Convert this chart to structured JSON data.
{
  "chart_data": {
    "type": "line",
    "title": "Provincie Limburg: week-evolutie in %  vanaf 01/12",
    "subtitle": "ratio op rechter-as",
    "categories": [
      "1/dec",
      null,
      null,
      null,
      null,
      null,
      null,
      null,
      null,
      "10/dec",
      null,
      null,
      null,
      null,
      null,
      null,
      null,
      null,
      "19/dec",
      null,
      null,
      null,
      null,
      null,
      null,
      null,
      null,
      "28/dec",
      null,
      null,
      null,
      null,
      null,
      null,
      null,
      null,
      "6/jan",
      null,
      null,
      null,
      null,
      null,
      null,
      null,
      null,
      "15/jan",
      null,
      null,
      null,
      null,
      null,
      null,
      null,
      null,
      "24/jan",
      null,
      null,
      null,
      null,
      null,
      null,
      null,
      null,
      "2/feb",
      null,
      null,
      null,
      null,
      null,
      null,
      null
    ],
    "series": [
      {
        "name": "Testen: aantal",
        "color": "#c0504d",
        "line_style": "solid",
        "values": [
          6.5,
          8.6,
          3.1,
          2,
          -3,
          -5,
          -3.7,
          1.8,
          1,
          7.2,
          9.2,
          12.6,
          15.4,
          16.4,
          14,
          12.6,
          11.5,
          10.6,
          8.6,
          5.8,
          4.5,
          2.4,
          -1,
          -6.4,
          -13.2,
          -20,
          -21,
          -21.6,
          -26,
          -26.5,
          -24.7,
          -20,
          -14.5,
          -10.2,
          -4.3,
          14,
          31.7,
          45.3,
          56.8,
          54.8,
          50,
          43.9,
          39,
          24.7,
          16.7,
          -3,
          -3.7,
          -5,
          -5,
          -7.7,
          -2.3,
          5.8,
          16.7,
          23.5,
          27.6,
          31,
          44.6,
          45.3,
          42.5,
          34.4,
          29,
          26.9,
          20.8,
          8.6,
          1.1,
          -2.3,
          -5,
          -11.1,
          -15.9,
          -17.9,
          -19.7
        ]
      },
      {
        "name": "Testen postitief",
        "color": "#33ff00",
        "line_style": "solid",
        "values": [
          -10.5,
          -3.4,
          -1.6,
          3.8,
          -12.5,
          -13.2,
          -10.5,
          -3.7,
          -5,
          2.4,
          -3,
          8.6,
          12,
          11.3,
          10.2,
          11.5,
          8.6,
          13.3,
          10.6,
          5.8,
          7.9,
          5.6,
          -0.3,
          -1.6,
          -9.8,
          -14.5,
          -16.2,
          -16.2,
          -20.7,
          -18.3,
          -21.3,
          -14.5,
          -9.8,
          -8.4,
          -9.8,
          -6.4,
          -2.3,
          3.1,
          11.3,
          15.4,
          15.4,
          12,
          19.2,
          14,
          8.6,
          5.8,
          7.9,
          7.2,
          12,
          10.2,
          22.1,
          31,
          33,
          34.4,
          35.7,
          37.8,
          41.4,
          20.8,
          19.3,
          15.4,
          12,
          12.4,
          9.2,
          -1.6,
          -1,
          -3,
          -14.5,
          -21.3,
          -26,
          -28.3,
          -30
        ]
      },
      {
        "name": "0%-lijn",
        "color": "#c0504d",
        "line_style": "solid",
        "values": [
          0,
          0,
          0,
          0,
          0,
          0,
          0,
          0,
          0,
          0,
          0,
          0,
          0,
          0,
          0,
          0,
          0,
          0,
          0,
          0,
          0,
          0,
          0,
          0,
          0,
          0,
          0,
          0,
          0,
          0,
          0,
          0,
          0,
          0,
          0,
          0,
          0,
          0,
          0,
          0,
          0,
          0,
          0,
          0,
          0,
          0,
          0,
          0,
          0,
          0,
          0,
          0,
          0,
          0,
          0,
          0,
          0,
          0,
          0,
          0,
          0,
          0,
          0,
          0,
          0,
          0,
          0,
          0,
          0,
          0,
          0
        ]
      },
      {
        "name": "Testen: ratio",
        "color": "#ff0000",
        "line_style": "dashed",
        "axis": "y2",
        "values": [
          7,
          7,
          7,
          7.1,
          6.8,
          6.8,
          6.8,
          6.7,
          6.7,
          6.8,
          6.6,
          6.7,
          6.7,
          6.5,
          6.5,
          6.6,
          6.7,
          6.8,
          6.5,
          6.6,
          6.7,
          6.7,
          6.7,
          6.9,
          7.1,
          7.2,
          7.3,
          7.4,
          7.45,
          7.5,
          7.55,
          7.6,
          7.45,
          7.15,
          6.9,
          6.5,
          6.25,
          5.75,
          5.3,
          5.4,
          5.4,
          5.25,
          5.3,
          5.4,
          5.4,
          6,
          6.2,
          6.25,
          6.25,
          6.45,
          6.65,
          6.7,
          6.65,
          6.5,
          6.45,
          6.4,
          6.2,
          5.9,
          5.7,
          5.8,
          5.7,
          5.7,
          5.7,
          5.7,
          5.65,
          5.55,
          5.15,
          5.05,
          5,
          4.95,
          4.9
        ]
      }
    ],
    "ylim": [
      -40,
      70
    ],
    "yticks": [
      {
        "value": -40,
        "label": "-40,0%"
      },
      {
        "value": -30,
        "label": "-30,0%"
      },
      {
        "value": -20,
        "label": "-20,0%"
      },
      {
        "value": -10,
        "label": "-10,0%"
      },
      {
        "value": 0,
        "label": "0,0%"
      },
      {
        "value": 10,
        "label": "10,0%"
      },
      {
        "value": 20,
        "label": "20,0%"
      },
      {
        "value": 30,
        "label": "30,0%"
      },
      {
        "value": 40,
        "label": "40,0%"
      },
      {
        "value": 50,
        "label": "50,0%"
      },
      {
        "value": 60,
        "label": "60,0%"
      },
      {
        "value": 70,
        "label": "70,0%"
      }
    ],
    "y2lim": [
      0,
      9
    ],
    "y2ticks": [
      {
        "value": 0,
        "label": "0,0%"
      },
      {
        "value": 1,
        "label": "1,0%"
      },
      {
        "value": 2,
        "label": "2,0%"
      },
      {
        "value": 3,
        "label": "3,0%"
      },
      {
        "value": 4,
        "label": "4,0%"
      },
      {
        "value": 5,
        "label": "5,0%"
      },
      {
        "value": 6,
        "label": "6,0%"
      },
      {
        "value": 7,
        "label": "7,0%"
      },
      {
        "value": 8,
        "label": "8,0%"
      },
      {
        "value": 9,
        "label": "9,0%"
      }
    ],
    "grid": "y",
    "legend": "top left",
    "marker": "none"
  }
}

● Work to be completed: Repeat every entry word for word.

● Output of the task:
Convert this chart to structured JSON data.
{
  "chart_data": {
    "type": "line",
    "title": "Provincie Limburg: week-evolutie in %  vanaf 01/12",
    "subtitle": "ratio op rechter-as",
    "categories": [
      "1/dec",
      null,
      null,
      null,
      null,
      null,
      null,
      null,
      null,
      "10/dec",
      null,
      null,
      null,
      null,
      null,
      null,
      null,
      null,
      "19/dec",
      null,
      null,
      null,
      null,
      null,
      null,
      null,
      null,
      "28/dec",
      null,
      null,
      null,
      null,
      null,
      null,
      null,
      null,
      "6/jan",
      null,
      null,
      null,
      null,
      null,
      null,
      null,
      null,
      "15/jan",
      null,
      null,
      null,
      null,
      null,
      null,
      null,
      null,
      "24/jan",
      null,
      null,
      null,
      null,
      null,
      null,
      null,
      null,
      "2/feb",
      null,
      null,
      null,
      null,
      null,
      null,
      null
    ],
    "series": [
      {
        "name": "Testen: aantal",
        "color": "#c0504d",
        "line_style": "solid",
        "values": [
          6.5,
          8.6,
          3.1,
          2,
          -3,
          -5,
          -3.7,
          1.8,
          1,
          7.2,
          9.2,
          12.6,
          15.4,
          16.4,
          14,
          12.6,
          11.5,
          10.6,
          8.6,
          5.8,
          4.5,
          2.4,
          -1,
          -6.4,
          -13.2,
          -20,
          -21,
          -21.6,
          -26,
          -26.5,
          -24.7,
          -20,
          -14.5,
          -10.2,
          -4.3,
          14,
          31.7,
          45.3,
          56.8,
          54.8,
          50,
          43.9,
          39,
          24.7,
          16.7,
          -3,
          -3.7,
          -5,
          -5,
          -7.7,
          -2.3,
          5.8,
          16.7,
          23.5,
          27.6,
          31,
          44.6,
          45.3,
          42.5,
          34.4,
          29,
          26.9,
          20.8,
          8.6,
          1.1,
          -2.3,
          -5,
          -11.1,
          -15.9,
          -17.9,
          -19.7
        ]
      },
      {
        "name": "Testen postitief",
        "color": "#33ff00",
        "line_style": "solid",
        "values": [
          -10.5,
          -3.4,
          -1.6,
          3.8,
          -12.5,
          -13.2,
          -10.5,
          -3.7,
          -5,
          2.4,
          -3,
          8.6,
          12,
          11.3,
          10.2,
          11.5,
          8.6,
          13.3,
          10.6,
          5.8,
          7.9,
          5.6,
          -0.3,
          -1.6,
          -9.8,
          -14.5,
          -16.2,
          -16.2,
          -20.7,
          -18.3,
          -21.3,
          -14.5,
          -9.8,
          -8.4,
          -9.8,
          -6.4,
          -2.3,
          3.1,
          11.3,
          15.4,
          15.4,
          12,
          19.2,
          14,
          8.6,
          5.8,
          7.9,
          7.2,
          12,
          10.2,
          22.1,
          31,
          33,
          34.4,
          35.7,
          37.8,
          41.4,
          20.8,
          19.3,
          15.4,
          12,
          12.4,
          9.2,
          -1.6,
          -1,
          -3,
          -14.5,
          -21.3,
          -26,
          -28.3,
          -30
        ]
      },
      {
        "name": "0%-lijn",
        "color": "#c0504d",
        "line_style": "solid",
        "values": [
          0,
          0,
          0,
          0,
          0,
          0,
          0,
          0,
          0,
          0,
          0,
          0,
          0,
          0,
          0,
          0,
          0,
          0,
          0,
          0,
          0,
          0,
          0,
          0,
          0,
          0,
          0,
          0,
          0,
          0,
          0,
          0,
          0,
          0,
          0,
          0,
          0,
          0,
          0,
          0,
          0,
          0,
          0,
          0,
          0,
          0,
          0,
          0,
          0,
          0,
          0,
          0,
          0,
          0,
          0,
          0,
          0,
          0,
          0,
          0,
          0,
          0,
          0,
          0,
          0,
          0,
          0,
          0,
          0,
          0,
          0
        ]
      },
      {
        "name": "Testen: ratio",
        "color": "#ff0000",
        "line_style": "dashed",
        "axis": "y2",
        "values": [
          7,
          7,
          7,
          7.1,
          6.8,
          6.8,
          6.8,
          6.7,
          6.7,
          6.8,
          6.6,
          6.7,
          6.7,
          6.5,
          6.5,
          6.6,
          6.7,
          6.8,
          6.5,
          6.6,
          6.7,
          6.7,
          6.7,
          6.9,
          7.1,
          7.2,
          7.3,
          7.4,
          7.45,
          7.5,
          7.55,
          7.6,
          7.45,
          7.15,
          6.9,
          6.5,
          6.25,
          5.75,
          5.3,
          5.4,
          5.4,
          5.25,
          5.3,
          5.4,
          5.4,
          6,
          6.2,
          6.25,
          6.25,
          6.45,
          6.65,
          6.7,
          6.65,
          6.5,
          6.45,
          6.4,
          6.2,
          5.9,
          5.7,
          5.8,
          5.7,
          5.7,
          5.7,
          5.7,
          5.65,
          5.55,
          5.15,
          5.05,
          5,
          4.95,
          4.9
        ]
      }
    ],
    "ylim": [
      -40,
      70
    ],
    "yticks": [
      {
        "value": -40,
        "label": "-40,0%"
      },
      {
        "value": -30,
        "label": "-30,0%"
      },
      {
        "value": -20,
        "label": "-20,0%"
      },
      {
        "value": -10,
        "label": "-10,0%"
      },
      {
        "value": 0,
        "label": "0,0%"
      },
      {
        "value": 10,
        "label": "10,0%"
      },
      {
        "value": 20,
        "label": "20,0%"
      },
      {
        "value": 30,
        "label": "30,0%"
      },
      {
        "value": 40,
        "label": "40,0%"
      },
      {
        "value": 50,
        "label": "50,0%"
      },
      {
        "value": 60,
        "label": "60,0%"
      },
      {
        "value": 70,
        "label": "70,0%"
      }
    ],
    "y2lim": [
      0,
      9
    ],
    "y2ticks": [
      {
        "value": 0,
        "label": "0,0%"
      },
      {
        "value": 1,
        "label": "1,0%"
      },
      {
        "value": 2,
        "label": "2,0%"
      },
      {
        "value": 3,
        "label": "3,0%"
      },
      {
        "value": 4,
        "label": "4,0%"
      },
      {
        "value": 5,
        "label": "5,0%"
      },
      {
        "value": 6,
        "label": "6,0%"
      },
      {
        "value": 7,
        "label": "7,0%"
      },
      {
        "value": 8,
        "label": "8,0%"
      },
      {
        "value": 9,
        "label": "9,0%"
      }
    ],
    "grid": "y",
    "legend": "top left",
    "marker": "none"
  }
}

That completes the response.